▶ [To do] Every record that follows should be printed verbatim.
•••••
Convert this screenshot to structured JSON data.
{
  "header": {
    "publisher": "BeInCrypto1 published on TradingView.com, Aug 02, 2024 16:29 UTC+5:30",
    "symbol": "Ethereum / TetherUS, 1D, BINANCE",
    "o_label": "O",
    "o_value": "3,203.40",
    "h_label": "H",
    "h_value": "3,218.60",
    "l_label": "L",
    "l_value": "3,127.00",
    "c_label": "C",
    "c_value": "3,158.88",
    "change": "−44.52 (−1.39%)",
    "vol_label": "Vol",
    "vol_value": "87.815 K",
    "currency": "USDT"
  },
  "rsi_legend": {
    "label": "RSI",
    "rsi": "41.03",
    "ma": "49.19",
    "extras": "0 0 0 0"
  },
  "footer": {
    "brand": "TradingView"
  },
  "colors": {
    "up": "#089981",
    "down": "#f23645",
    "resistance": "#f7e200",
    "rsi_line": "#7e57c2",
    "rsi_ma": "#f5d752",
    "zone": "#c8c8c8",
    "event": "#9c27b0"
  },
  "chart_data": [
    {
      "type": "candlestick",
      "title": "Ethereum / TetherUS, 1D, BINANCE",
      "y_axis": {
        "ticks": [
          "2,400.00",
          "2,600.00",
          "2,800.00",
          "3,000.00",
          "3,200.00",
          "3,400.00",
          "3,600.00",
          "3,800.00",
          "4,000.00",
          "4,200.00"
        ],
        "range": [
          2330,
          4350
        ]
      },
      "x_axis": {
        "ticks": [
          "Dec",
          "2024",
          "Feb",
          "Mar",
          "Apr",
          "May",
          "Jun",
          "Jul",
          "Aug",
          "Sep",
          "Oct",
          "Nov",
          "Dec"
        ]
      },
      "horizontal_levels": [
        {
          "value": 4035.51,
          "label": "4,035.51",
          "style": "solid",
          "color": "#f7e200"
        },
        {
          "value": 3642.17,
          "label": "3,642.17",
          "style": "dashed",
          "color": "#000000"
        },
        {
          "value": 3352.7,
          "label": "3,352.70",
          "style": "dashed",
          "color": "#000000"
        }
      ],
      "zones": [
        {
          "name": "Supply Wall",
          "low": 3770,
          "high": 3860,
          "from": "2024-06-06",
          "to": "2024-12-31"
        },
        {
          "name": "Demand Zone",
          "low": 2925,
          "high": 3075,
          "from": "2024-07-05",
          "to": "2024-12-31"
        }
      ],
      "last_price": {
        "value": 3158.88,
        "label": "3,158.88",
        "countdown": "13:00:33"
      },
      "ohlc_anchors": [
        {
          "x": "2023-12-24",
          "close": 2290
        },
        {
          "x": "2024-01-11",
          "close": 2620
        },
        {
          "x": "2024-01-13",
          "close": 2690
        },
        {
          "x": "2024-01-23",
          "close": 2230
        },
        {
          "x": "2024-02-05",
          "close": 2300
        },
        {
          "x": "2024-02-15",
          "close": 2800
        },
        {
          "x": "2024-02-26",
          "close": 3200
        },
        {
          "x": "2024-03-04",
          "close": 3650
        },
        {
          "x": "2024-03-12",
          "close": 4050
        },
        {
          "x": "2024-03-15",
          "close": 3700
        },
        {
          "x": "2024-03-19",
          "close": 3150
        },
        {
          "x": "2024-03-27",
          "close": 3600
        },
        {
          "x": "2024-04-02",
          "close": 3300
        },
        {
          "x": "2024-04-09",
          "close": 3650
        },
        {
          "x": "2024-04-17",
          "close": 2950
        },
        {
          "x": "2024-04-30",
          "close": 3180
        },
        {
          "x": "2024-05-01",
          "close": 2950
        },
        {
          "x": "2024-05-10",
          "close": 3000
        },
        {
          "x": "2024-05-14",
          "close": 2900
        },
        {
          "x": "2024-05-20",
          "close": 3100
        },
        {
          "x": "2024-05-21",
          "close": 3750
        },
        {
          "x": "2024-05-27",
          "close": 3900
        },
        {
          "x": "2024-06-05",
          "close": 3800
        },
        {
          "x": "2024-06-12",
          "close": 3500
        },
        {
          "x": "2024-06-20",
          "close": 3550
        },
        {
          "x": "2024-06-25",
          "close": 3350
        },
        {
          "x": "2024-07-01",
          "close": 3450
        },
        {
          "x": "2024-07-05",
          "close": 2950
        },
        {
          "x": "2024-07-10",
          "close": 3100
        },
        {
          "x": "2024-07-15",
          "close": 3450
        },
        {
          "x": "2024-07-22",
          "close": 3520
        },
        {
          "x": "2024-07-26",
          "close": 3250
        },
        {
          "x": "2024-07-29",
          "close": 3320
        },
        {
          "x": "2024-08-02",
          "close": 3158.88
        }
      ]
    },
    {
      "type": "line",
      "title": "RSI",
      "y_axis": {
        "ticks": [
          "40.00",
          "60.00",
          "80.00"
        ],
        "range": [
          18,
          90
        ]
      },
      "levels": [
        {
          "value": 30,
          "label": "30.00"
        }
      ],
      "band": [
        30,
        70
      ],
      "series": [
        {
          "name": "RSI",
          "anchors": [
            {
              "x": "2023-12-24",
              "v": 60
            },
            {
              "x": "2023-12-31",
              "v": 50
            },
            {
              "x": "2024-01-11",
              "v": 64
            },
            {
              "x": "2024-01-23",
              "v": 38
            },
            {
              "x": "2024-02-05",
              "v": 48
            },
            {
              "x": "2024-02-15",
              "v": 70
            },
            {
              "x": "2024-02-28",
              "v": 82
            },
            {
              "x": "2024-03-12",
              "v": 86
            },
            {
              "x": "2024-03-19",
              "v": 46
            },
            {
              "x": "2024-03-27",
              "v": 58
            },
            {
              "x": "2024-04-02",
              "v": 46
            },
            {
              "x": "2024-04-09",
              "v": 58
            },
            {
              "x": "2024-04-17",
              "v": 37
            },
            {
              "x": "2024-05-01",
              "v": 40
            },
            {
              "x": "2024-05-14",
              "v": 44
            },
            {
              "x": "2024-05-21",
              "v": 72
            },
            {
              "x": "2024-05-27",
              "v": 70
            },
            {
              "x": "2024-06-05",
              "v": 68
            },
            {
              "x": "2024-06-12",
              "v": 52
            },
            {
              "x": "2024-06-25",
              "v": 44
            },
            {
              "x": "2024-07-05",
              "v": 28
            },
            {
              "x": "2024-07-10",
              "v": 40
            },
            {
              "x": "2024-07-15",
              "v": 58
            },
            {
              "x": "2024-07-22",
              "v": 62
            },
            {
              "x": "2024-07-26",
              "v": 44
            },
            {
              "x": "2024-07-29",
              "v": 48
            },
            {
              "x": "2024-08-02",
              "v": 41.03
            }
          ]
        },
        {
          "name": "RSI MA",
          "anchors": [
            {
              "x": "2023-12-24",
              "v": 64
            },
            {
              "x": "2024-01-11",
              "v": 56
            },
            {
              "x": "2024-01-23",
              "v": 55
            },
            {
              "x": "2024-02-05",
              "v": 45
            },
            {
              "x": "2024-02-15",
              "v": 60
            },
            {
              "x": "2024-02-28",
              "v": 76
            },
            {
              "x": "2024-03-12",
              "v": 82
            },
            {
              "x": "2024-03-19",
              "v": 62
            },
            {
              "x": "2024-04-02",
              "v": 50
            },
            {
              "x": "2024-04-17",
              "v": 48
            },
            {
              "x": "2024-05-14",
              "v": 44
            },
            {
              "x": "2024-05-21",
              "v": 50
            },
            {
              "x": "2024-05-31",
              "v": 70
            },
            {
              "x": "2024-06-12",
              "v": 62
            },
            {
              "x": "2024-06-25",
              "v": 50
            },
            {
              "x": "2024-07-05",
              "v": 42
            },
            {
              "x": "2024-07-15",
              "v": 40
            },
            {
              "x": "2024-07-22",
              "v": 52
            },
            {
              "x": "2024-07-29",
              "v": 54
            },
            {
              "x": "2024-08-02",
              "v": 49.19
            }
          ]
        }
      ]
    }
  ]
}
•••••
▶ [Answer in full]
Convert this screenshot to structured JSON data.
{
  "header": {
    "publisher": "BeInCrypto1 published on TradingView.com, Aug 02, 2024 16:29 UTC+5:30",
    "symbol": "Ethereum / TetherUS, 1D, BINANCE",
    "o_label": "O",
    "o_value": "3,203.40",
    "h_label": "H",
    "h_value": "3,218.60",
    "l_label": "L",
    "l_value": "3,127.00",
    "c_label": "C",
    "c_value": "3,158.88",
    "change": "−44.52 (−1.39%)",
    "vol_label": "Vol",
    "vol_value": "87.815 K",
    "currency": "USDT"
  },
  "rsi_legend": {
    "label": "RSI",
    "rsi": "41.03",
    "ma": "49.19",
    "extras": "0 0 0 0"
  },
  "footer": {
    "brand": "TradingView"
  },
  "colors": {
    "up": "#089981",
    "down": "#f23645",
    "resistance": "#f7e200",
    "rsi_line": "#7e57c2",
    "rsi_ma": "#f5d752",
    "zone": "#c8c8c8",
    "event": "#9c27b0"
  },
  "chart_data": [
    {
      "type": "candlestick",
      "title": "Ethereum / TetherUS, 1D, BINANCE",
      "y_axis": {
        "ticks": [
          "2,400.00",
          "2,600.00",
          "2,800.00",
          "3,000.00",
          "3,200.00",
          "3,400.00",
          "3,600.00",
          "3,800.00",
          "4,000.00",
          "4,200.00"
        ],
        "range": [
          2330,
          4350
        ]
      },
      "x_axis": {
        "ticks": [
          "Dec",
          "2024",
          "Feb",
          "Mar",
          "Apr",
          "May",
          "Jun",
          "Jul",
          "Aug",
          "Sep",
          "Oct",
          "Nov",
          "Dec"
        ]
      },
      "horizontal_levels": [
        {
          "value": 4035.51,
          "label": "4,035.51",
          "style": "solid",
          "color": "#f7e200"
        },
        {
          "value": 3642.17,
          "label": "3,642.17",
          "style": "dashed",
          "color": "#000000"
        },
        {
          "value": 3352.7,
          "label": "3,352.70",
          "style": "dashed",
          "color": "#000000"
        }
      ],
      "zones": [
        {
          "name": "Supply Wall",
          "low": 3770,
          "high": 3860,
          "from": "2024-06-06",
          "to": "2024-12-31"
        },
        {
          "name": "Demand Zone",
          "low": 2925,
          "high": 3075,
          "from": "2024-07-05",
          "to": "2024-12-31"
        }
      ],
      "last_price": {
        "value": 3158.88,
        "label": "3,158.88",
        "countdown": "13:00:33"
      },
      "ohlc_anchors": [
        {
          "x": "2023-12-24",
          "close": 2290
        },
        {
          "x": "2024-01-11",
          "close": 2620
        },
        {
          "x": "2024-01-13",
          "close": 2690
        },
        {
          "x": "2024-01-23",
          "close": 2230
        },
        {
          "x": "2024-02-05",
          "close": 2300
        },
        {
          "x": "2024-02-15",
          "close": 2800
        },
        {
          "x": "2024-02-26",
          "close": 3200
        },
        {
          "x": "2024-03-04",
          "close": 3650
        },
        {
          "x": "2024-03-12",
          "close": 4050
        },
        {
          "x": "2024-03-15",
          "close": 3700
        },
        {
          "x": "2024-03-19",
          "close": 3150
        },
        {
          "x": "2024-03-27",
          "close": 3600
        },
        {
          "x": "2024-04-02",
          "close": 3300
        },
        {
          "x": "2024-04-09",
          "close": 3650
        },
        {
          "x": "2024-04-17",
          "close": 2950
        },
        {
          "x": "2024-04-30",
          "close": 3180
        },
        {
          "x": "2024-05-01",
          "close": 2950
        },
        {
          "x": "2024-05-10",
          "close": 3000
        },
        {
          "x": "2024-05-14",
          "close": 2900
        },
        {
          "x": "2024-05-20",
          "close": 3100
        },
        {
          "x": "2024-05-21",
          "close": 3750
        },
        {
          "x": "2024-05-27",
          "close": 3900
        },
        {
          "x": "2024-06-05",
          "close": 3800
        },
        {
          "x": "2024-06-12",
          "close": 3500
        },
        {
          "x": "2024-06-20",
          "close": 3550
        },
        {
          "x": "2024-06-25",
          "close": 3350
        },
        {
          "x": "2024-07-01",
          "close": 3450
        },
        {
          "x": "2024-07-05",
          "close": 2950
        },
        {
          "x": "2024-07-10",
          "close": 3100
        },
        {
          "x": "2024-07-15",
          "close": 3450
        },
        {
          "x": "2024-07-22",
          "close": 3520
        },
        {
          "x": "2024-07-26",
          "close": 3250
        },
        {
          "x": "2024-07-29",
          "close": 3320
        },
        {
          "x": "2024-08-02",
          "close": 3158.88
        }
      ]
    },
    {
      "type": "line",
      "title": "RSI",
      "y_axis": {
        "ticks": [
          "40.00",
          "60.00",
          "80.00"
        ],
        "range": [
          18,
          90
        ]
      },
      "levels": [
        {
          "value": 30,
          "label": "30.00"
        }
      ],
      "band": [
        30,
        70
      ],
      "series": [
        {
          "name": "RSI",
          "anchors": [
            {
              "x": "2023-12-24",
              "v": 60
            },
            {
              "x": "2023-12-31",
              "v": 50
            },
            {
              "x": "2024-01-11",
              "v": 64
            },
            {
              "x": "2024-01-23",
              "v": 38
            },
            {
              "x": "2024-02-05",
              "v": 48
            },
            {
              "x": "2024-02-15",
              "v": 70
            },
            {
              "x": "2024-02-28",
              "v": 82
            },
            {
              "x": "2024-03-12",
              "v": 86
            },
            {
              "x": "2024-03-19",
              "v": 46
            },
            {
              "x": "2024-03-27",
              "v": 58
            },
            {
              "x": "2024-04-02",
              "v": 46
            },
            {
              "x": "2024-04-09",
              "v": 58
            },
            {
              "x": "2024-04-17",
              "v": 37
            },
            {
              "x": "2024-05-01",
              "v": 40
            },
            {
              "x": "2024-05-14",
              "v": 44
            },
            {
              "x": "2024-05-21",
              "v": 72
            },
            {
              "x": "2024-05-27",
              "v": 70
            },
            {
              "x": "2024-06-05",
              "v": 68
            },
            {
              "x": "2024-06-12",
              "v": 52
            },
            {
              "x": "2024-06-25",
              "v": 44
            },
            {
              "x": "2024-07-05",
              "v": 28
            },
            {
              "x": "2024-07-10",
              "v": 40
            },
            {
              "x": "2024-07-15",
              "v": 58
            },
            {
              "x": "2024-07-22",
              "v": 62
            },
            {
              "x": "2024-07-26",
              "v": 44
            },
            {
              "x": "2024-07-29",
              "v": 48
            },
            {
              "x": "2024-08-02",
              "v": 41.03
            }
          ]
        },
        {
          "name": "RSI MA",
          "anchors": [
            {
              "x": "2023-12-24",
              "v": 64
            },
            {
              "x": "2024-01-11",
              "v": 56
            },
            {
              "x": "2024-01-23",
              "v": 55
            },
            {
              "x": "2024-02-05",
              "v": 45
            },
            {
              "x": "2024-02-15",
              "v": 60
            },
            {
              "x": "2024-02-28",
              "v": 76
            },
            {
              "x": "2024-03-12",
              "v": 82
            },
            {
              "x": "2024-03-19",
              "v": 62
            },
            {
              "x": "2024-04-02",
              "v": 50
            },
            {
              "x": "2024-04-17",
              "v": 48
            },
            {
              "x": "2024-05-14",
              "v": 44
            },
            {
              "x": "2024-05-21",
              "v": 50
            },
            {
              "x": "2024-05-31",
              "v": 70
            },
            {
              "x": "2024-06-12",
              "v": 62
            },
            {
              "x": "2024-06-25",
              "v": 50
            },
            {
              "x": "2024-07-05",
              "v": 42
            },
            {
              "x": "2024-07-15",
              "v": 40
            },
            {
              "x": "2024-07-22",
              "v": 52
            },
            {
              "x": "2024-07-29",
              "v": 54
            },
            {
              "x": "2024-08-02",
              "v": 49.19
            }
          ]
        }
      ]
    }
  ]
}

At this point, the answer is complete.